(Stored data)
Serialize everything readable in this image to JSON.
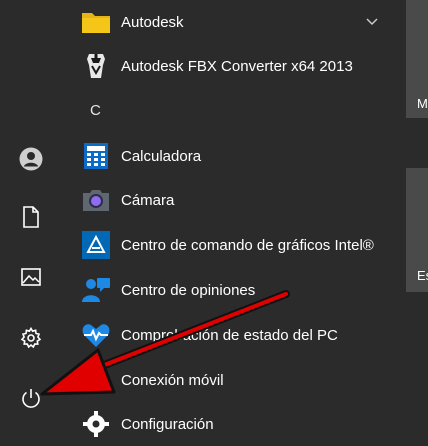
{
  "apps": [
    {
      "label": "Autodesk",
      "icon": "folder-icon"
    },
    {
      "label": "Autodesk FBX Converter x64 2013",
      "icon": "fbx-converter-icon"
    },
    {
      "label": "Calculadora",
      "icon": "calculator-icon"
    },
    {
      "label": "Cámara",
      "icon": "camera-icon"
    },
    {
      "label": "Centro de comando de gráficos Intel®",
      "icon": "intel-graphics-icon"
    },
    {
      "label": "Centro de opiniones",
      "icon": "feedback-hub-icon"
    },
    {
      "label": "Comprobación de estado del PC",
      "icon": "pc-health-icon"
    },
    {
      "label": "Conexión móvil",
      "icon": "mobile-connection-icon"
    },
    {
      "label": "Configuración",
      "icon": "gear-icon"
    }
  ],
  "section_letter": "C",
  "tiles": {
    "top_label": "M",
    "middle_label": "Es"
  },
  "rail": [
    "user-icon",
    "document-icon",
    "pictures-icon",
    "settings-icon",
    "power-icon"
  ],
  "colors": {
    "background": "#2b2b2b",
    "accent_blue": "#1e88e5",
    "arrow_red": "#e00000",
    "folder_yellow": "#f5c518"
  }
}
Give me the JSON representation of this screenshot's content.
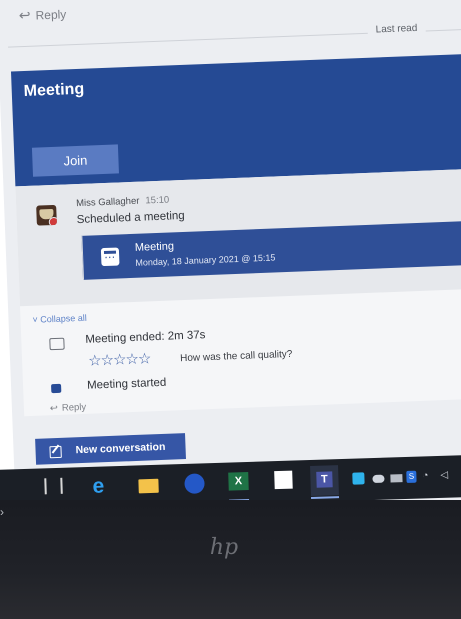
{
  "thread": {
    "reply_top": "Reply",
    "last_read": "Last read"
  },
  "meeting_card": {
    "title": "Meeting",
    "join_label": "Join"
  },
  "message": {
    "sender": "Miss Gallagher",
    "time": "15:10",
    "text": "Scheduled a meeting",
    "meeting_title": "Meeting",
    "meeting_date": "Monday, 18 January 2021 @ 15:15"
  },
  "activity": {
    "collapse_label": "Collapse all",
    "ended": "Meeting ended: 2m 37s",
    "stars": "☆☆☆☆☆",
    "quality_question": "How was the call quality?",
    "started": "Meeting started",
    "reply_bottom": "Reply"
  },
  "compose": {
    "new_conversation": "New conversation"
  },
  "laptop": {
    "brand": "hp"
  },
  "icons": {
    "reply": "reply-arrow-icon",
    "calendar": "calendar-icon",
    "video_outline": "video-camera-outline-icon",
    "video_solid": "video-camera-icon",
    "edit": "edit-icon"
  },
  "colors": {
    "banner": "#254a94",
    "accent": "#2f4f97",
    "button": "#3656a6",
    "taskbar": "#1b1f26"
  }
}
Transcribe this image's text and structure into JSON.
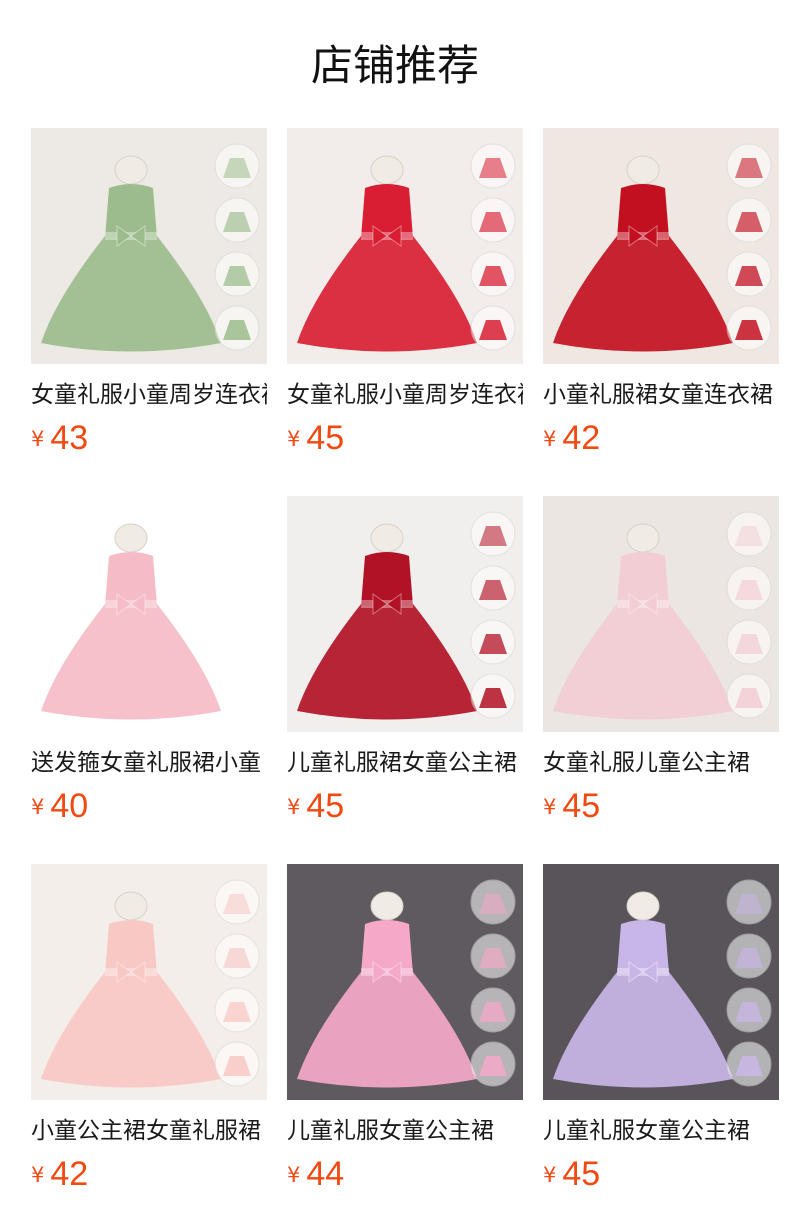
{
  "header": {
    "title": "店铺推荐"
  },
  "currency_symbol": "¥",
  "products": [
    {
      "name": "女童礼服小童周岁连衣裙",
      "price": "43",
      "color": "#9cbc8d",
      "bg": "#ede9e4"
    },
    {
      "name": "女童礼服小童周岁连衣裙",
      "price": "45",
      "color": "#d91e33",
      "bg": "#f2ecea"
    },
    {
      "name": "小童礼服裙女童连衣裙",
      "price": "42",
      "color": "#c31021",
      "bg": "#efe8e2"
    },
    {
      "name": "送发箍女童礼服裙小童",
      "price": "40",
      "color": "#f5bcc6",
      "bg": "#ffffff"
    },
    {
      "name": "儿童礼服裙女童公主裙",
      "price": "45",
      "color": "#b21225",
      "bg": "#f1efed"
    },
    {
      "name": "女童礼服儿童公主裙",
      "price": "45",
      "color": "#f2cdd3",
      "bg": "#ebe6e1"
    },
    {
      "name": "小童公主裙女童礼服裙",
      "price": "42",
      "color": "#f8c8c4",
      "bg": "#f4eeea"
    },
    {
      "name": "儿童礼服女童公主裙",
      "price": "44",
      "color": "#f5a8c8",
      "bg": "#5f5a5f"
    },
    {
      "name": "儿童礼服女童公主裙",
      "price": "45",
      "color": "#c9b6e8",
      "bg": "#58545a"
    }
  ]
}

> Job
Repeat the material above word for word and skip every image in it.

> Response for this exercise
Serialize everything readable in this image to JSON.
{
  "apps": [
    {
      "label": "Autodesk",
      "icon": "folder-icon"
    },
    {
      "label": "Autodesk FBX Converter x64 2013",
      "icon": "fbx-converter-icon"
    },
    {
      "label": "Calculadora",
      "icon": "calculator-icon"
    },
    {
      "label": "Cámara",
      "icon": "camera-icon"
    },
    {
      "label": "Centro de comando de gráficos Intel®",
      "icon": "intel-graphics-icon"
    },
    {
      "label": "Centro de opiniones",
      "icon": "feedback-hub-icon"
    },
    {
      "label": "Comprobación de estado del PC",
      "icon": "pc-health-icon"
    },
    {
      "label": "Conexión móvil",
      "icon": "mobile-connection-icon"
    },
    {
      "label": "Configuración",
      "icon": "gear-icon"
    }
  ],
  "section_letter": "C",
  "tiles": {
    "top_label": "M",
    "middle_label": "Es"
  },
  "rail": [
    "user-icon",
    "document-icon",
    "pictures-icon",
    "settings-icon",
    "power-icon"
  ],
  "colors": {
    "background": "#2b2b2b",
    "accent_blue": "#1e88e5",
    "arrow_red": "#e00000",
    "folder_yellow": "#f5c518"
  }
}
Give me the JSON representation of this screenshot's content.
{
  "thread": {
    "reply_top": "Reply",
    "last_read": "Last read"
  },
  "meeting_card": {
    "title": "Meeting",
    "join_label": "Join"
  },
  "message": {
    "sender": "Miss Gallagher",
    "time": "15:10",
    "text": "Scheduled a meeting",
    "meeting_title": "Meeting",
    "meeting_date": "Monday, 18 January 2021 @ 15:15"
  },
  "activity": {
    "collapse_label": "Collapse all",
    "ended": "Meeting ended: 2m 37s",
    "stars": "☆☆☆☆☆",
    "quality_question": "How was the call quality?",
    "started": "Meeting started",
    "reply_bottom": "Reply"
  },
  "compose": {
    "new_conversation": "New conversation"
  },
  "laptop": {
    "brand": "hp"
  },
  "icons": {
    "reply": "reply-arrow-icon",
    "calendar": "calendar-icon",
    "video_outline": "video-camera-outline-icon",
    "video_solid": "video-camera-icon",
    "edit": "edit-icon"
  },
  "colors": {
    "banner": "#254a94",
    "accent": "#2f4f97",
    "button": "#3656a6",
    "taskbar": "#1b1f26"
  }
}
Transcribe this image's text and structure into JSON.
{
  "header": {
    "title": "店铺推荐"
  },
  "currency_symbol": "¥",
  "products": [
    {
      "name": "女童礼服小童周岁连衣裙",
      "price": "43",
      "color": "#9cbc8d",
      "bg": "#ede9e4"
    },
    {
      "name": "女童礼服小童周岁连衣裙",
      "price": "45",
      "color": "#d91e33",
      "bg": "#f2ecea"
    },
    {
      "name": "小童礼服裙女童连衣裙",
      "price": "42",
      "color": "#c31021",
      "bg": "#efe8e2"
    },
    {
      "name": "送发箍女童礼服裙小童",
      "price": "40",
      "color": "#f5bcc6",
      "bg": "#ffffff"
    },
    {
      "name": "儿童礼服裙女童公主裙",
      "price": "45",
      "color": "#b21225",
      "bg": "#f1efed"
    },
    {
      "name": "女童礼服儿童公主裙",
      "price": "45",
      "color": "#f2cdd3",
      "bg": "#ebe6e1"
    },
    {
      "name": "小童公主裙女童礼服裙",
      "price": "42",
      "color": "#f8c8c4",
      "bg": "#f4eeea"
    },
    {
      "name": "儿童礼服女童公主裙",
      "price": "44",
      "color": "#f5a8c8",
      "bg": "#5f5a5f"
    },
    {
      "name": "儿童礼服女童公主裙",
      "price": "45",
      "color": "#c9b6e8",
      "bg": "#58545a"
    }
  ]
}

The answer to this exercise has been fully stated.